▶ **Document extract**:
[Begin]

Experiment; I've found how much intensity is needed to be something which is pretty clear pretty quickly.
While natural listening with a parallel text, a tiny interruption (a friend says hi, your phone rings, you glance at a clock for 5 seconds...) is no big deal. With grasshoppering into the deep end, during the first few hours it can easily cost you 5-15 minutes, as you try to figure out where you were again, and perhaps have to restart an audio file and go back to the beginning of a chapter to reorient yourself at all. If you want to grasshopper into the deep end, you either need absolutely minimal interruptions, or even more patience and persistence than it would otherwise require.
Incredibly useful: knowing something about phonetics, grammar, and your native/strongest language. Knowing that phonetic contrasts that your L1 doesn't have are in your L2 is useful; being able to distinguish them is better yet. Some people seem to be able to do this instantly; for the rest of us, listening to minimal pairs and reading about how the sounds are produced and seeing lip and tongue images can help. Knowing that sounds are different in your L1 and L2 is essential; the boundaries of where an 's' ends and an 'sh' begins may be entirely different, and I think it helps you learn to hear correctly faster if you take this into account.
Having an outline of your L2 grammar can save you time, especially if it's markedly different from your L1. If you know it pervasively marks aspect, or uses particles to mark parts of speech, or folds pronouns for the direct object into the verb, you'll be less confused earlier.
Understanding your L1 is important; it's a useful tool for learning about phonetics and grammar. If you understand grammatical mood, have some idea of how your language forms relative clauses, etc, it makes learning these things about your L2 easier as well, and tools like reference grammars and phonetics charts more approachable.
I found reading a couple of books on linguistic typology, with morpheme-by-morpheme hyperliteral glosses of a wide variety of types of languages to be very useful; I did it before I heard of LR, and am glad I did. Similarly, a serious study of practical and L1 phonetics will benefit you every time you choose to learn a language.
Useful: cultural background about your target language, stage 1 and 2 of LR, knowing the script, gathering materials ahead of time. Cultural background helps you understand references and idioms - especially if your text was originally in your target language, or a culturally similar one. Knowing the name of the currency of the time the novel was written, or the name your L1 borrowed to describe the type of farming done (and which your L1 borrowed because it has no exact equivalent) can help more than you would expect: it's a word to recognize if you grasshopper in, deepens your understanding (and ideally your connection to the material) at any stage, etc.

[End]

▶ **Provided information**:
[Begin]

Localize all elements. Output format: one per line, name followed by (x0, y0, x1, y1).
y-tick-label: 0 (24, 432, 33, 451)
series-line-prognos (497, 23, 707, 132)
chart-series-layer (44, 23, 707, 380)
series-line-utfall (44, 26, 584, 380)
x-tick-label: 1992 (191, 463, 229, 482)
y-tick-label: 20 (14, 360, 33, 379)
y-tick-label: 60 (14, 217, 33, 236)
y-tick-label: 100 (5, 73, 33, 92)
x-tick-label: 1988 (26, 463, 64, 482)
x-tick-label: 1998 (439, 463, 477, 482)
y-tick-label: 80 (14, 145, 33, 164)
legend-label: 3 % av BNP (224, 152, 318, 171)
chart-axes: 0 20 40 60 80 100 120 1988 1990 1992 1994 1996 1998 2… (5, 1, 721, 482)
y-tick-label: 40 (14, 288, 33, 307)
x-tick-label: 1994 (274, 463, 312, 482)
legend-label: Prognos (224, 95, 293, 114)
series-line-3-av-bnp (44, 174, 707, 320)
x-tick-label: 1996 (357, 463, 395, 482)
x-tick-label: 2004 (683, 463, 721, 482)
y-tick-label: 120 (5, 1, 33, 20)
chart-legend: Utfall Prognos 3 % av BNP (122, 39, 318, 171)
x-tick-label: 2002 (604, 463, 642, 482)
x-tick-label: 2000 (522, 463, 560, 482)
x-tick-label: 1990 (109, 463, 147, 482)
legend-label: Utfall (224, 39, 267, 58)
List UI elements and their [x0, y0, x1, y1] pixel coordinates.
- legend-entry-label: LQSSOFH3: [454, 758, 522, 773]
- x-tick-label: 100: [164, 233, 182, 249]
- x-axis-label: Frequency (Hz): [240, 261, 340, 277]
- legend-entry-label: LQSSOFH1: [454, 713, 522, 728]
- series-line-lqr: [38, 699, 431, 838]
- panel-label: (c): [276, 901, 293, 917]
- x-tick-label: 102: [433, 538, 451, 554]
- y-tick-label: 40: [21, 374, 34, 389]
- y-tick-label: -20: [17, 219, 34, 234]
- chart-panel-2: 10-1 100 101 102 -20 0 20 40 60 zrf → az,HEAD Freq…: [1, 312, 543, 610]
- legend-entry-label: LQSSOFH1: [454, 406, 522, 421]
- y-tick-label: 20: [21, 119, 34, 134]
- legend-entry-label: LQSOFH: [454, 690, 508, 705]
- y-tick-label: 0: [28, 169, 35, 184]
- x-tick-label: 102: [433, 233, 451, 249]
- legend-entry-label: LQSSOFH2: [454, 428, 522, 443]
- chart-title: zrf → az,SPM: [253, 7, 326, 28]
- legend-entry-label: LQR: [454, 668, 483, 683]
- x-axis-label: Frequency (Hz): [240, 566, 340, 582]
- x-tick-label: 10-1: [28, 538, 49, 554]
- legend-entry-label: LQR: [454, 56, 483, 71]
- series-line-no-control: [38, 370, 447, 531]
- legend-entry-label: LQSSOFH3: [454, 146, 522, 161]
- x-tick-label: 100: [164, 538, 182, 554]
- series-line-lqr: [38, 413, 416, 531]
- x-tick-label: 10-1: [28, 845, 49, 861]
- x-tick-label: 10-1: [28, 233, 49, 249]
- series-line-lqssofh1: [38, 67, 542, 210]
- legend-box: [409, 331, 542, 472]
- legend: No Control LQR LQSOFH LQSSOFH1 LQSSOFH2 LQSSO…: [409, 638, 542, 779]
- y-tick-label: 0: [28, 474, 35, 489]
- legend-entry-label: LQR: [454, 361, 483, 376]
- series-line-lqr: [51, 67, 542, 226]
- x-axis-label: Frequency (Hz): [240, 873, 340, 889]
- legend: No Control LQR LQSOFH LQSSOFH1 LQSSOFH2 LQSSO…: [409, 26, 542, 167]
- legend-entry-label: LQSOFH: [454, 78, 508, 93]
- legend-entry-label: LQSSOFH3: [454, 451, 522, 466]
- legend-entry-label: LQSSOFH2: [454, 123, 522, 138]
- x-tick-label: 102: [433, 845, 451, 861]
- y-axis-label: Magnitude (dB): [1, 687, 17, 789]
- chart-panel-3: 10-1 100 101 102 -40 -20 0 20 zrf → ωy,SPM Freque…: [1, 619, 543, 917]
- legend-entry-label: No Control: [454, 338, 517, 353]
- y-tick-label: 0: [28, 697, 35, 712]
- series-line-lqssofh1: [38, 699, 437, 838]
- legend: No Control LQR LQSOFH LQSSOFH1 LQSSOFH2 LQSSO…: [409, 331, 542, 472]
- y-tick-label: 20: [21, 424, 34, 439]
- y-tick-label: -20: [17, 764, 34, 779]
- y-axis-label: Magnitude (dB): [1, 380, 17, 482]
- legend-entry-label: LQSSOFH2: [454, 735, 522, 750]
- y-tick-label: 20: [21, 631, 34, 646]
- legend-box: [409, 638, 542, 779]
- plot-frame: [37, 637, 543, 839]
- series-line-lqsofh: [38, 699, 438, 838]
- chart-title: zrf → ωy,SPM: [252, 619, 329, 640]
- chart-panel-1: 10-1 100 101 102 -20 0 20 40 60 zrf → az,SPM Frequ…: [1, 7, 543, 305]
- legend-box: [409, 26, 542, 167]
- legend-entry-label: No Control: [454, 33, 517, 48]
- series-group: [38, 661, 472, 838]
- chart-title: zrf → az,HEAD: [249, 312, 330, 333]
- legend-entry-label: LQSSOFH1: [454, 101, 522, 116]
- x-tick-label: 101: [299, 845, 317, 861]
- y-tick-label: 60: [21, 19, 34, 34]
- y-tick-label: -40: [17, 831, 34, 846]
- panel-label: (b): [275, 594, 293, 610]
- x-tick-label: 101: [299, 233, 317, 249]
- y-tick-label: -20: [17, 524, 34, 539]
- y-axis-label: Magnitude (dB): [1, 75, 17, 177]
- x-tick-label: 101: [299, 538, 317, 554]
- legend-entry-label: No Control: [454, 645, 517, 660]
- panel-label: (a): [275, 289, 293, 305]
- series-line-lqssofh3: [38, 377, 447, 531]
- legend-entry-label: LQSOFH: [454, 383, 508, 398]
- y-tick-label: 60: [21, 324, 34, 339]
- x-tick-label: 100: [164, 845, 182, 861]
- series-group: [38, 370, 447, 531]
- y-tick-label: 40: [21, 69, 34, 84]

[End]

▶ **The tasks**:
1. Retype the language-learning text word for word, between "Having an outline" and "charts more approachable.", inclusive.
2. Continue the language-learning text from the point where it stops.

▶ **Answers per task**:
1.
Having an outline of your L2 grammar can save you time, especially if it's markedly different from your L1. If you know it pervasively marks aspect, or uses particles to mark parts of speech, or folds pronouns for the direct object into the verb, you'll be less confused earlier.
Understanding your L1 is important; it's a useful tool for learning about phonetics and grammar. If you understand grammatical mood, have some idea of how your language forms relative clauses, etc, it makes learning these things about your L2 easier as well, and tools like reference grammars and phonetics charts more approachable.

2.
Stage 1 and 2 of LR (mentioned briefly above) make the first few hours of stage 3 a lot easier; whether to do them is up to you, but I highly recommend it. Read the story in advance, and do stage 2 until you're comfortable with word boundaries and recognizing intonation cues - or don't, but expect stage 3 to take longer and be harder. You get stage 1 for free for your L3, L4, etc if you use the same texts, and for free in your L2 if you use a text you already know and hopefully love. If you skip stage 1, it can be harder to follow the story in L2 (especially in large, quickly-read, poorly aligned paragraphs) and easier to get caught up in reading L1 and ignoring the audio. If there's a golden rule of LR, it's "pay attention to your target language!" - especially the audio. Reading L1 while ignoring L2 is not L2 study.
Knowing the script: this will make your first few hours of study more comfortable. For a language with an alphabet or syllabary, a few hours to become familiar with the characters is reasonable; for Japanese, learn the kana (two syllabaries), for Chinese, consider Pinyin. Don't expect to be comfortable reading it immediately just because you sort of know the letters; that takes time. Personally, I've always skipped this step; it makes stage 2 or stage 3 LR harder when I start it, but I learn to read the script fairly quickly, and I dislike studying scripts in isolation, even with mnemonic tricks.
Gathering materials ahead of time: if you want to use LR systematically, to learn intensively and well, you don't want to have to scramble to gather materials midway through, or lack resources that can speed you up; get whatever set of parallel texts + audiobooks, grammar material, etc that you plan to use set up ahead of time. Atamagaii has a decent list of materials (insert link here).
If you already have some knowledge of the language, but poor pronunciation of it, initial vocabulary recognition and comprehension can be easier, but it'll slow you down overall: I find words I can't hear or pronounce correctly hard to remember, for instance. Unlearning bad pronunciation habits is also arduous.
I find it extremely difficult to remember words that I don't have a solid pronunciation for. There are two alternatives here: one is hearing the sound correctly, and the other is to invent a pronunciation for it. The latter is what you do by default if you read without listening, or learn from listening to people who share your L1 accent in the L2; both happen a lot in most classrooms and with most learning techniques.
The more effective way, in the long term, is to hear the sounds correctly; this makes listening to native speakers easier, distinguishing pairs of words in your target language easier, acquiring the intonation of your target language easier (which makes both speaking and listening easier, and even inflected grammar easier - a lot of details that are analyzed as irregularities are driven by phonetics/ease of pronunciation), etc. Listening is less tiring when you can hear the difference between words, rather than having to guess from context when you can't distinguish minimal pairs. As a bonus, it makes well-written literature even nicer, as you appreciate the euphony more; this is particularly apparent with poetry.
The quicker way in the short term is to use an invented pronunciation. This is hard to fix later; if you can reasonably avoid it, don't do it. If you only care about using a language for reading non-literary texts, or optimizing for the short term, it might be worthwhile - but that's a call for you to make, knowing the costs.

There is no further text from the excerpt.